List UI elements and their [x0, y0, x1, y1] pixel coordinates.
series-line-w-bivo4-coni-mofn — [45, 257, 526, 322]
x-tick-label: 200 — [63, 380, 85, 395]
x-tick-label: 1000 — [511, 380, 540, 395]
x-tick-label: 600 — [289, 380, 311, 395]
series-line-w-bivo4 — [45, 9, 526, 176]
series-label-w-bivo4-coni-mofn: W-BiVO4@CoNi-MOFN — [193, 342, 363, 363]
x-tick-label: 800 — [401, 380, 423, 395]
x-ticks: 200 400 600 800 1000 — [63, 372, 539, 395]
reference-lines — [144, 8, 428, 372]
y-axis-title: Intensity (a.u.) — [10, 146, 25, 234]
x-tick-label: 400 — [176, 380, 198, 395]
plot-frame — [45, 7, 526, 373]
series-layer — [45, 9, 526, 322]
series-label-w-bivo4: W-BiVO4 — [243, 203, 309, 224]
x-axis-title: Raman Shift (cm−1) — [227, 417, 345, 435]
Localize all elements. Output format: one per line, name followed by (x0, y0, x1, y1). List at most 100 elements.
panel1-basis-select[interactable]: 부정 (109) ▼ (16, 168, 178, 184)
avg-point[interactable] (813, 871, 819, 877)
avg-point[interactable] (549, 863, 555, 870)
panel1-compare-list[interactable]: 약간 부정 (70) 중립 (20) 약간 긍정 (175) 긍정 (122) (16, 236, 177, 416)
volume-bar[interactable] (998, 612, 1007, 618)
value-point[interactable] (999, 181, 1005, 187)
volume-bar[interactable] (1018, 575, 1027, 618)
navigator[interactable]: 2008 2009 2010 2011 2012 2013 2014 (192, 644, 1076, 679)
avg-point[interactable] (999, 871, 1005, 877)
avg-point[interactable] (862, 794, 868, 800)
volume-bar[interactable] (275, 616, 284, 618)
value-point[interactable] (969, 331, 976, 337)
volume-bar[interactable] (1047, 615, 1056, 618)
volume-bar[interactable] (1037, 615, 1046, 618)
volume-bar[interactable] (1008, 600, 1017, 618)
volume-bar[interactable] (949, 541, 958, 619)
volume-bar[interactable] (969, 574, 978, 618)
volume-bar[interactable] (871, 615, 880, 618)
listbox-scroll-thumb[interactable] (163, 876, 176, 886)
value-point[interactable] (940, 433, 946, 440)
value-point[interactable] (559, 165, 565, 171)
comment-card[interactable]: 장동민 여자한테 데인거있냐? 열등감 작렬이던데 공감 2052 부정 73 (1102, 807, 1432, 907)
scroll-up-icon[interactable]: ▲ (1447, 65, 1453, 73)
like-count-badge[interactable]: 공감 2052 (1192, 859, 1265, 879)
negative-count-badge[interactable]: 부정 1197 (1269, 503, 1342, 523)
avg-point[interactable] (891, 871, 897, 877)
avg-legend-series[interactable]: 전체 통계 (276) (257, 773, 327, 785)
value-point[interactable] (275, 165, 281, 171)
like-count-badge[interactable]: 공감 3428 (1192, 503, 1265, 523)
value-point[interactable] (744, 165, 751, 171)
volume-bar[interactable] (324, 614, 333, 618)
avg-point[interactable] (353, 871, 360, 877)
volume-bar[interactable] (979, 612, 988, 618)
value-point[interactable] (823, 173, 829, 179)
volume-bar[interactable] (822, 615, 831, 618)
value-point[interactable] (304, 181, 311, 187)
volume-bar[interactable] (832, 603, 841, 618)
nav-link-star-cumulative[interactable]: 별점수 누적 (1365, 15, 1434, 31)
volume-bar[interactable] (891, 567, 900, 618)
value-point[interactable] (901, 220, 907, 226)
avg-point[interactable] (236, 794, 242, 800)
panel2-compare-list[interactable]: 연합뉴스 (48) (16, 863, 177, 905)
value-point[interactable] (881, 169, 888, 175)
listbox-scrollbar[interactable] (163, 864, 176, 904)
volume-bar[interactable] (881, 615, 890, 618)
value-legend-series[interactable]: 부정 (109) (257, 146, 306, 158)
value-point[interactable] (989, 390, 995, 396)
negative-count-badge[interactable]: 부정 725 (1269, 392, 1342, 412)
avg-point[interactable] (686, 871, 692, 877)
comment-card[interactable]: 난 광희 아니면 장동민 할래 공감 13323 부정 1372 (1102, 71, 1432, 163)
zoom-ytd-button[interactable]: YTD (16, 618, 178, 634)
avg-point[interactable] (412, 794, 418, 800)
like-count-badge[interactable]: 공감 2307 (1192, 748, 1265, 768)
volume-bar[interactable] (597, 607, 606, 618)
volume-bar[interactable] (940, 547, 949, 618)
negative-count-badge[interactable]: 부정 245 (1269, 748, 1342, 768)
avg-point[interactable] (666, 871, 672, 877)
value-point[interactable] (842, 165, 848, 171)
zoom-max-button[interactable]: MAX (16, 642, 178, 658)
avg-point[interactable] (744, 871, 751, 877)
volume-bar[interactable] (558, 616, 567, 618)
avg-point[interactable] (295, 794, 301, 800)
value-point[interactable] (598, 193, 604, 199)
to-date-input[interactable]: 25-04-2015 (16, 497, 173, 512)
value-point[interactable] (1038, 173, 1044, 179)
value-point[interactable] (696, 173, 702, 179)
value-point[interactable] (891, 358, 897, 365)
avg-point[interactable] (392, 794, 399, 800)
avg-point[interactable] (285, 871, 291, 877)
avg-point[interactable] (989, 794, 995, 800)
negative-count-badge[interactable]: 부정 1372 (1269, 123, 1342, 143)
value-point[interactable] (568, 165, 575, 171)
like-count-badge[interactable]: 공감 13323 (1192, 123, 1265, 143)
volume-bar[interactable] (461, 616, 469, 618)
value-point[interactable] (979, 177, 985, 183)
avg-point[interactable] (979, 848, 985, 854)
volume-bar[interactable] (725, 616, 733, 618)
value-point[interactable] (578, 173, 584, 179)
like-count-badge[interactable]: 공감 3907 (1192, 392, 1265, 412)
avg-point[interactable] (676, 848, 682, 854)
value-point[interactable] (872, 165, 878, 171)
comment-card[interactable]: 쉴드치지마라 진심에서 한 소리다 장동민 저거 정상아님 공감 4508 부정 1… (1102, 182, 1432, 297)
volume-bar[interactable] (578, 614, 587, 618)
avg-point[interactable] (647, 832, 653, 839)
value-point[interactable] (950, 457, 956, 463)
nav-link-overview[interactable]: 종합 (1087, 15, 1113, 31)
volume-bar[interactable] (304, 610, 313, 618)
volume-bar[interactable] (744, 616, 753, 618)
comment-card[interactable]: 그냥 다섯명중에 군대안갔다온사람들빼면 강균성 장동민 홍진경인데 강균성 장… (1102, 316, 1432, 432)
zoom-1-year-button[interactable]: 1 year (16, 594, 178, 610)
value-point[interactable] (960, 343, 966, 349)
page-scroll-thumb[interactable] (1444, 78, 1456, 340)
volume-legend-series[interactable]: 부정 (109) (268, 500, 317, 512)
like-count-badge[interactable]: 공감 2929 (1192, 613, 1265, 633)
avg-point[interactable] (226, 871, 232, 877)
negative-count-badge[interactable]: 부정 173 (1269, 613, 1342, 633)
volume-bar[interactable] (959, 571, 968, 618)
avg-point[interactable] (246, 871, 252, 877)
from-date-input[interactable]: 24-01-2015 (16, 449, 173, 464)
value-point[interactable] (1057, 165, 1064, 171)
•••
## Work required
Can you update every item above so that "value-point" reads "data-point" wherever it occurs, with nothing else changed?

## Task answer
List UI elements and their [x0, y0, x1, y1] pixel coordinates.
series-line-w-bivo4-coni-mofn — [45, 257, 526, 322]
x-tick-label: 200 — [63, 380, 85, 395]
x-tick-label: 1000 — [511, 380, 540, 395]
x-tick-label: 600 — [289, 380, 311, 395]
series-line-w-bivo4 — [45, 9, 526, 176]
series-label-w-bivo4-coni-mofn: W-BiVO4@CoNi-MOFN — [193, 342, 363, 363]
x-tick-label: 800 — [401, 380, 423, 395]
x-ticks: 200 400 600 800 1000 — [63, 372, 539, 395]
reference-lines — [144, 8, 428, 372]
y-axis-title: Intensity (a.u.) — [10, 146, 25, 234]
x-tick-label: 400 — [176, 380, 198, 395]
plot-frame — [45, 7, 526, 373]
series-layer — [45, 9, 526, 322]
series-label-w-bivo4: W-BiVO4 — [243, 203, 309, 224]
x-axis-title: Raman Shift (cm−1) — [227, 417, 345, 435]
Localize all elements. Output format: one per line, name followed by (x0, y0, x1, y1). List at most 100 elements.
panel1-basis-select[interactable]: 부정 (109) ▼ (16, 168, 178, 184)
avg-point[interactable] (813, 871, 819, 877)
avg-point[interactable] (549, 863, 555, 870)
panel1-compare-list[interactable]: 약간 부정 (70) 중립 (20) 약간 긍정 (175) 긍정 (122) (16, 236, 177, 416)
volume-bar[interactable] (998, 612, 1007, 618)
data-point[interactable] (999, 181, 1005, 187)
volume-bar[interactable] (1018, 575, 1027, 618)
navigator[interactable]: 2008 2009 2010 2011 2012 2013 2014 (192, 644, 1076, 679)
avg-point[interactable] (999, 871, 1005, 877)
avg-point[interactable] (862, 794, 868, 800)
volume-bar[interactable] (275, 616, 284, 618)
data-point[interactable] (969, 331, 976, 337)
volume-bar[interactable] (1047, 615, 1056, 618)
volume-bar[interactable] (1037, 615, 1046, 618)
volume-bar[interactable] (1008, 600, 1017, 618)
volume-bar[interactable] (949, 541, 958, 619)
volume-bar[interactable] (969, 574, 978, 618)
volume-bar[interactable] (871, 615, 880, 618)
listbox-scroll-thumb[interactable] (163, 876, 176, 886)
data-point[interactable] (940, 433, 946, 440)
data-point[interactable] (559, 165, 565, 171)
comment-card[interactable]: 장동민 여자한테 데인거있냐? 열등감 작렬이던데 공감 2052 부정 73 (1102, 807, 1432, 907)
scroll-up-icon[interactable]: ▲ (1447, 65, 1453, 73)
like-count-badge[interactable]: 공감 2052 (1192, 859, 1265, 879)
negative-count-badge[interactable]: 부정 1197 (1269, 503, 1342, 523)
avg-point[interactable] (891, 871, 897, 877)
avg-legend-series[interactable]: 전체 통계 (276) (257, 773, 327, 785)
data-point[interactable] (275, 165, 281, 171)
like-count-badge[interactable]: 공감 3428 (1192, 503, 1265, 523)
data-point[interactable] (744, 165, 751, 171)
volume-bar[interactable] (324, 614, 333, 618)
avg-point[interactable] (353, 871, 360, 877)
volume-bar[interactable] (979, 612, 988, 618)
data-point[interactable] (823, 173, 829, 179)
volume-bar[interactable] (822, 615, 831, 618)
data-point[interactable] (304, 181, 311, 187)
volume-bar[interactable] (832, 603, 841, 618)
nav-link-star-cumulative[interactable]: 별점수 누적 (1365, 15, 1434, 31)
volume-bar[interactable] (891, 567, 900, 618)
data-point[interactable] (901, 220, 907, 226)
avg-point[interactable] (236, 794, 242, 800)
panel2-compare-list[interactable]: 연합뉴스 (48) (16, 863, 177, 905)
data-point[interactable] (881, 169, 888, 175)
listbox-scrollbar[interactable] (163, 864, 176, 904)
volume-bar[interactable] (881, 615, 890, 618)
value-legend-series[interactable]: 부정 (109) (257, 146, 306, 158)
data-point[interactable] (989, 390, 995, 396)
negative-count-badge[interactable]: 부정 725 (1269, 392, 1342, 412)
avg-point[interactable] (686, 871, 692, 877)
comment-card[interactable]: 난 광희 아니면 장동민 할래 공감 13323 부정 1372 (1102, 71, 1432, 163)
zoom-ytd-button[interactable]: YTD (16, 618, 178, 634)
avg-point[interactable] (412, 794, 418, 800)
like-count-badge[interactable]: 공감 2307 (1192, 748, 1265, 768)
volume-bar[interactable] (597, 607, 606, 618)
volume-bar[interactable] (940, 547, 949, 618)
negative-count-badge[interactable]: 부정 245 (1269, 748, 1342, 768)
avg-point[interactable] (666, 871, 672, 877)
data-point[interactable] (842, 165, 848, 171)
zoom-max-button[interactable]: MAX (16, 642, 178, 658)
avg-point[interactable] (744, 871, 751, 877)
volume-bar[interactable] (558, 616, 567, 618)
avg-point[interactable] (295, 794, 301, 800)
data-point[interactable] (598, 193, 604, 199)
to-date-input[interactable]: 25-04-2015 (16, 497, 173, 512)
data-point[interactable] (1038, 173, 1044, 179)
data-point[interactable] (696, 173, 702, 179)
data-point[interactable] (891, 358, 897, 365)
avg-point[interactable] (392, 794, 399, 800)
avg-point[interactable] (285, 871, 291, 877)
avg-point[interactable] (989, 794, 995, 800)
negative-count-badge[interactable]: 부정 1372 (1269, 123, 1342, 143)
data-point[interactable] (568, 165, 575, 171)
like-count-badge[interactable]: 공감 13323 (1192, 123, 1265, 143)
volume-bar[interactable] (461, 616, 469, 618)
data-point[interactable] (979, 177, 985, 183)
avg-point[interactable] (979, 848, 985, 854)
volume-bar[interactable] (725, 616, 733, 618)
data-point[interactable] (578, 173, 584, 179)
like-count-badge[interactable]: 공감 3907 (1192, 392, 1265, 412)
avg-point[interactable] (676, 848, 682, 854)
data-point[interactable] (872, 165, 878, 171)
comment-card[interactable]: 쉴드치지마라 진심에서 한 소리다 장동민 저거 정상아님 공감 4508 부정 1… (1102, 182, 1432, 297)
volume-bar[interactable] (578, 614, 587, 618)
avg-point[interactable] (647, 832, 653, 839)
data-point[interactable] (950, 457, 956, 463)
nav-link-overview[interactable]: 종합 (1087, 15, 1113, 31)
volume-bar[interactable] (304, 610, 313, 618)
volume-bar[interactable] (744, 616, 753, 618)
comment-card[interactable]: 그냥 다섯명중에 군대안갔다온사람들빼면 강균성 장동민 홍진경인데 강균성 장… (1102, 316, 1432, 432)
zoom-1-year-button[interactable]: 1 year (16, 594, 178, 610)
data-point[interactable] (960, 343, 966, 349)
page-scroll-thumb[interactable] (1444, 78, 1456, 340)
volume-legend-series[interactable]: 부정 (109) (268, 500, 317, 512)
like-count-badge[interactable]: 공감 2929 (1192, 613, 1265, 633)
avg-point[interactable] (226, 871, 232, 877)
negative-count-badge[interactable]: 부정 173 (1269, 613, 1342, 633)
volume-bar[interactable] (959, 571, 968, 618)
avg-point[interactable] (246, 871, 252, 877)
from-date-input[interactable]: 24-01-2015 (16, 449, 173, 464)
data-point[interactable] (1057, 165, 1064, 171)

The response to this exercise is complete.